■ Available data ■
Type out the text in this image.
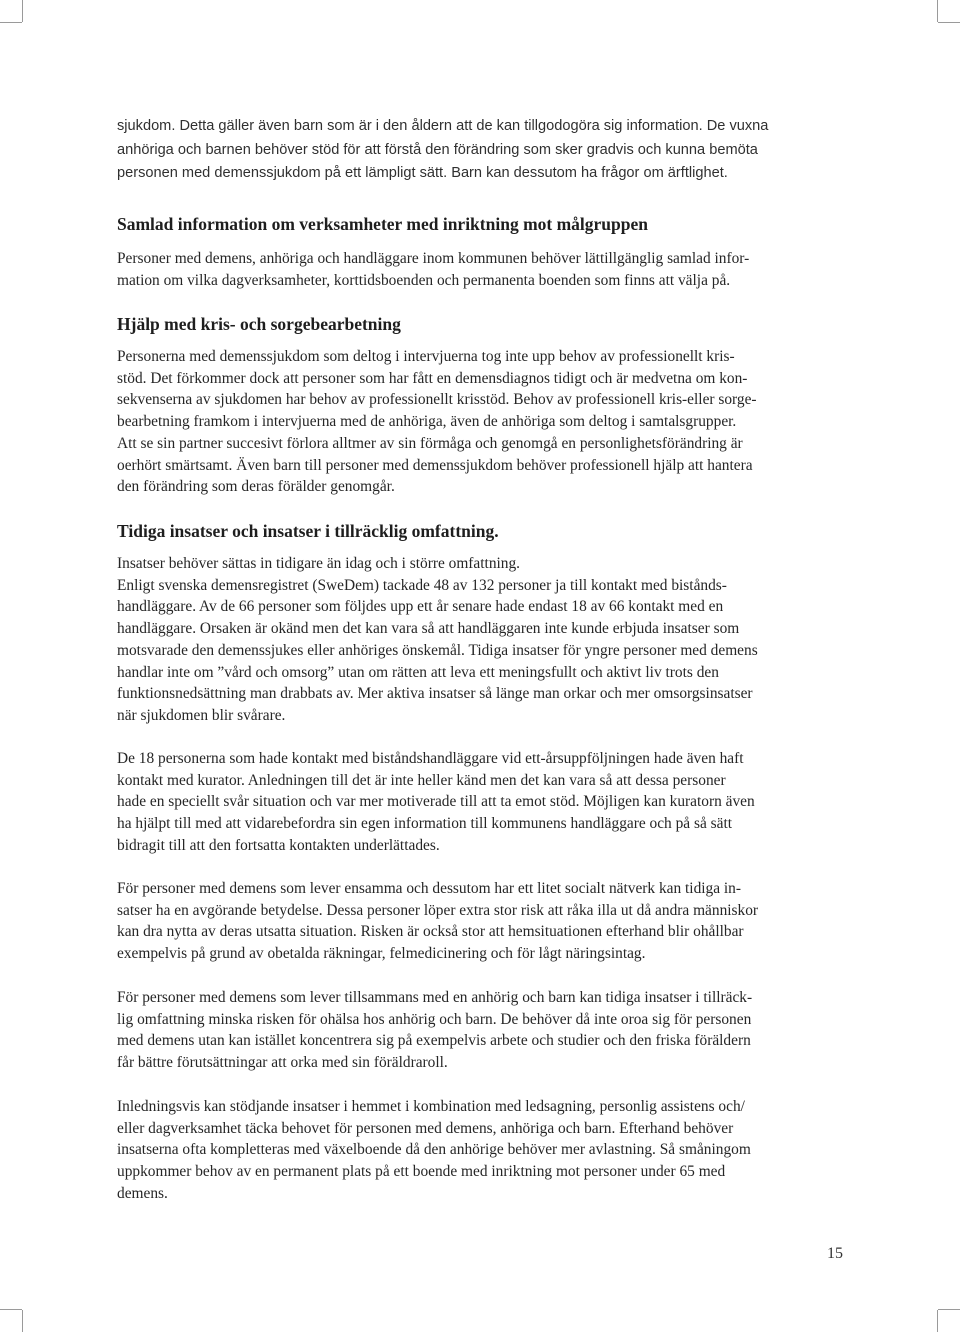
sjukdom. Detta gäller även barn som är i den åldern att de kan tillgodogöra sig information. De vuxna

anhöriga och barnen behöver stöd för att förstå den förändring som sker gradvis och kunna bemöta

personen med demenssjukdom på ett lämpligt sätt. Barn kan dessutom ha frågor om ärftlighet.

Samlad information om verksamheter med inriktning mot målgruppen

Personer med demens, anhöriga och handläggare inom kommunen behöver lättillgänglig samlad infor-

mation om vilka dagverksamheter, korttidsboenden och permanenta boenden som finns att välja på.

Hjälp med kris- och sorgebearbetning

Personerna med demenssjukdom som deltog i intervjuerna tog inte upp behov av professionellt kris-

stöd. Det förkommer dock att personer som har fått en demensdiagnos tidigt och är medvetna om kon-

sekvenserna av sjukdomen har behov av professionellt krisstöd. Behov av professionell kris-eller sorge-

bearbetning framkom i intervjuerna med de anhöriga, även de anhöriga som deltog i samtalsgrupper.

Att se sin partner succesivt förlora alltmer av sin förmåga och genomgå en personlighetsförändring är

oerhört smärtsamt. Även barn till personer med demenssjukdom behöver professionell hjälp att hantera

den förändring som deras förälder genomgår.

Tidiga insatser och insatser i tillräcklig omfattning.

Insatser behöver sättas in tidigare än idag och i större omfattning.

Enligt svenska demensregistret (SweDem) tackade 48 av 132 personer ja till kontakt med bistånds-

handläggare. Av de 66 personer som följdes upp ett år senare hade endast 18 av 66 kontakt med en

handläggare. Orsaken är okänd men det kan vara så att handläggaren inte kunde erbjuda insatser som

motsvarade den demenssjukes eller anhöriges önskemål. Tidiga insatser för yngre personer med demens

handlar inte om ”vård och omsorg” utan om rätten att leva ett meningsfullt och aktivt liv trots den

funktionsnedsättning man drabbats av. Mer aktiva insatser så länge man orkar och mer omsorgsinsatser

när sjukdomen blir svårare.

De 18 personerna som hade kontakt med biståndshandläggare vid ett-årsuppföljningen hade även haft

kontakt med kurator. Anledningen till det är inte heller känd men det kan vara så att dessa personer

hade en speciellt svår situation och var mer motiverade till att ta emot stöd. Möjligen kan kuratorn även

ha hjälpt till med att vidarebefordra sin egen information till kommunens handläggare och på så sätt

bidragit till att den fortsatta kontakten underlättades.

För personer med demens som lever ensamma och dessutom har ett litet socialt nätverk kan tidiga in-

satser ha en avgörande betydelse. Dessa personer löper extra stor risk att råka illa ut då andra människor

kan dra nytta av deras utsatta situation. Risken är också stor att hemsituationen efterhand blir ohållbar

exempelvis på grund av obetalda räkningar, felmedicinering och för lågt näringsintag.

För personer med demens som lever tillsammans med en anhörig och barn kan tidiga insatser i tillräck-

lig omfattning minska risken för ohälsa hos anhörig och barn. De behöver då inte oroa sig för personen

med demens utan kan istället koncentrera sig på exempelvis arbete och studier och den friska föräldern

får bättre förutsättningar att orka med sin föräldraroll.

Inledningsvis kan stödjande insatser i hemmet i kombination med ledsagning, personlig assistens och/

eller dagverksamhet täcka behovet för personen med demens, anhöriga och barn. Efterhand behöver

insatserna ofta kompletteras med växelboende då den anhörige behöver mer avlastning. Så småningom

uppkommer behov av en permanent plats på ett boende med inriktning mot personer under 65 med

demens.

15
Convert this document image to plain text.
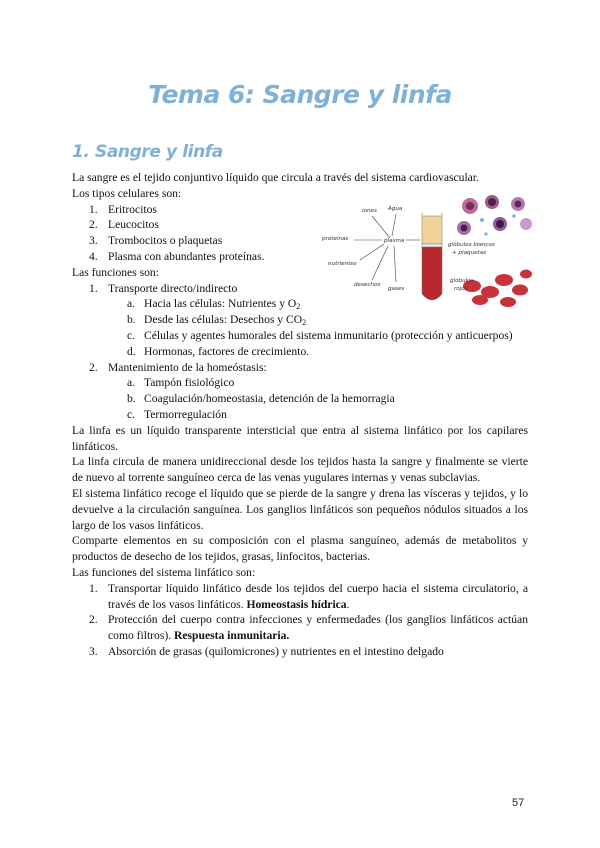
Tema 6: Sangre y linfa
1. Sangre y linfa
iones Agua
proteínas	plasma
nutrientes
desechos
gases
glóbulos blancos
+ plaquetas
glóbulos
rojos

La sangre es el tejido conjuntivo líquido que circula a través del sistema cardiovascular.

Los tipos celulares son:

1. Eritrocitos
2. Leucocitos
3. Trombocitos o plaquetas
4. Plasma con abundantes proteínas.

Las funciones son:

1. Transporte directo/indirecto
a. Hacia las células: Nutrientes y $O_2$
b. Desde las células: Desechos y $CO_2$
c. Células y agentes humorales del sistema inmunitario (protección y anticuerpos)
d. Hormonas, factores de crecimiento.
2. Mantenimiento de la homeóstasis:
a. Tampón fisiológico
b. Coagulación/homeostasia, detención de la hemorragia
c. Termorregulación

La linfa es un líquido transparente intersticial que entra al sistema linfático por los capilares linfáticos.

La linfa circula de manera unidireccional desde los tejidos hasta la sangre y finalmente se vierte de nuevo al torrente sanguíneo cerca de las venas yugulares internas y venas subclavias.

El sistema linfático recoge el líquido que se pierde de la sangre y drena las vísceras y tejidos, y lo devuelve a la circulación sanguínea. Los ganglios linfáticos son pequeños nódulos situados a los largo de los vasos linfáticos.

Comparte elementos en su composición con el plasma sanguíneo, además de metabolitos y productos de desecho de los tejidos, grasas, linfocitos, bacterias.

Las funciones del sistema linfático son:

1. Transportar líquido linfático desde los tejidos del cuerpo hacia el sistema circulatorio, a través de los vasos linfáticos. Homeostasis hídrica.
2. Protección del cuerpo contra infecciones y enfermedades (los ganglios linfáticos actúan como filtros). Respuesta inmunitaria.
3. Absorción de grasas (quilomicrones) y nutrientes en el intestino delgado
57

■ Problem to work on ■
If the records include pictures, omit them and transcribe everything else exactly.

■ Solution to this exercise ■
Type out the text in this image.
sjukdom. Detta gäller även barn som är i den åldern att de kan tillgodogöra sig information. De vuxna

anhöriga och barnen behöver stöd för att förstå den förändring som sker gradvis och kunna bemöta

personen med demenssjukdom på ett lämpligt sätt. Barn kan dessutom ha frågor om ärftlighet.

Samlad information om verksamheter med inriktning mot målgruppen

Personer med demens, anhöriga och handläggare inom kommunen behöver lättillgänglig samlad infor-

mation om vilka dagverksamheter, korttidsboenden och permanenta boenden som finns att välja på.

Hjälp med kris- och sorgebearbetning

Personerna med demenssjukdom som deltog i intervjuerna tog inte upp behov av professionellt kris-

stöd. Det förkommer dock att personer som har fått en demensdiagnos tidigt och är medvetna om kon-

sekvenserna av sjukdomen har behov av professionellt krisstöd. Behov av professionell kris-eller sorge-

bearbetning framkom i intervjuerna med de anhöriga, även de anhöriga som deltog i samtalsgrupper.

Att se sin partner succesivt förlora alltmer av sin förmåga och genomgå en personlighetsförändring är

oerhört smärtsamt. Även barn till personer med demenssjukdom behöver professionell hjälp att hantera

den förändring som deras förälder genomgår.

Tidiga insatser och insatser i tillräcklig omfattning.

Insatser behöver sättas in tidigare än idag och i större omfattning.

Enligt svenska demensregistret (SweDem) tackade 48 av 132 personer ja till kontakt med bistånds-

handläggare. Av de 66 personer som följdes upp ett år senare hade endast 18 av 66 kontakt med en

handläggare. Orsaken är okänd men det kan vara så att handläggaren inte kunde erbjuda insatser som

motsvarade den demenssjukes eller anhöriges önskemål. Tidiga insatser för yngre personer med demens

handlar inte om ”vård och omsorg” utan om rätten att leva ett meningsfullt och aktivt liv trots den

funktionsnedsättning man drabbats av. Mer aktiva insatser så länge man orkar och mer omsorgsinsatser

när sjukdomen blir svårare.

De 18 personerna som hade kontakt med biståndshandläggare vid ett-årsuppföljningen hade även haft

kontakt med kurator. Anledningen till det är inte heller känd men det kan vara så att dessa personer

hade en speciellt svår situation och var mer motiverade till att ta emot stöd. Möjligen kan kuratorn även

ha hjälpt till med att vidarebefordra sin egen information till kommunens handläggare och på så sätt

bidragit till att den fortsatta kontakten underlättades.

För personer med demens som lever ensamma och dessutom har ett litet socialt nätverk kan tidiga in-

satser ha en avgörande betydelse. Dessa personer löper extra stor risk att råka illa ut då andra människor

kan dra nytta av deras utsatta situation. Risken är också stor att hemsituationen efterhand blir ohållbar

exempelvis på grund av obetalda räkningar, felmedicinering och för lågt näringsintag.

För personer med demens som lever tillsammans med en anhörig och barn kan tidiga insatser i tillräck-

lig omfattning minska risken för ohälsa hos anhörig och barn. De behöver då inte oroa sig för personen

med demens utan kan istället koncentrera sig på exempelvis arbete och studier och den friska föräldern

får bättre förutsättningar att orka med sin föräldraroll.

Inledningsvis kan stödjande insatser i hemmet i kombination med ledsagning, personlig assistens och/

eller dagverksamhet täcka behovet för personen med demens, anhöriga och barn. Efterhand behöver

insatserna ofta kompletteras med växelboende då den anhörige behöver mer avlastning. Så småningom

uppkommer behov av en permanent plats på ett boende med inriktning mot personer under 65 med

demens.

15
Convert this document image to plain text.
Tema 6: Sangre y linfa
1. Sangre y linfa
iones Agua
proteínas	plasma
nutrientes
desechos
gases
glóbulos blancos
+ plaquetas
glóbulos
rojos

La sangre es el tejido conjuntivo líquido que circula a través del sistema cardiovascular.

Los tipos celulares son:

1. Eritrocitos
2. Leucocitos
3. Trombocitos o plaquetas
4. Plasma con abundantes proteínas.

Las funciones son:

1. Transporte directo/indirecto
a. Hacia las células: Nutrientes y $O_2$
b. Desde las células: Desechos y $CO_2$
c. Células y agentes humorales del sistema inmunitario (protección y anticuerpos)
d. Hormonas, factores de crecimiento.
2. Mantenimiento de la homeóstasis:
a. Tampón fisiológico
b. Coagulación/homeostasia, detención de la hemorragia
c. Termorregulación

La linfa es un líquido transparente intersticial que entra al sistema linfático por los capilares linfáticos.

La linfa circula de manera unidireccional desde los tejidos hasta la sangre y finalmente se vierte de nuevo al torrente sanguíneo cerca de las venas yugulares internas y venas subclavias.

El sistema linfático recoge el líquido que se pierde de la sangre y drena las vísceras y tejidos, y lo devuelve a la circulación sanguínea. Los ganglios linfáticos son pequeños nódulos situados a los largo de los vasos linfáticos.

Comparte elementos en su composición con el plasma sanguíneo, además de metabolitos y productos de desecho de los tejidos, grasas, linfocitos, bacterias.

Las funciones del sistema linfático son:

1. Transportar líquido linfático desde los tejidos del cuerpo hacia el sistema circulatorio, a través de los vasos linfáticos. Homeostasis hídrica.
2. Protección del cuerpo contra infecciones y enfermedades (los ganglios linfáticos actúan como filtros). Respuesta inmunitaria.
3. Absorción de grasas (quilomicrones) y nutrientes en el intestino delgado
57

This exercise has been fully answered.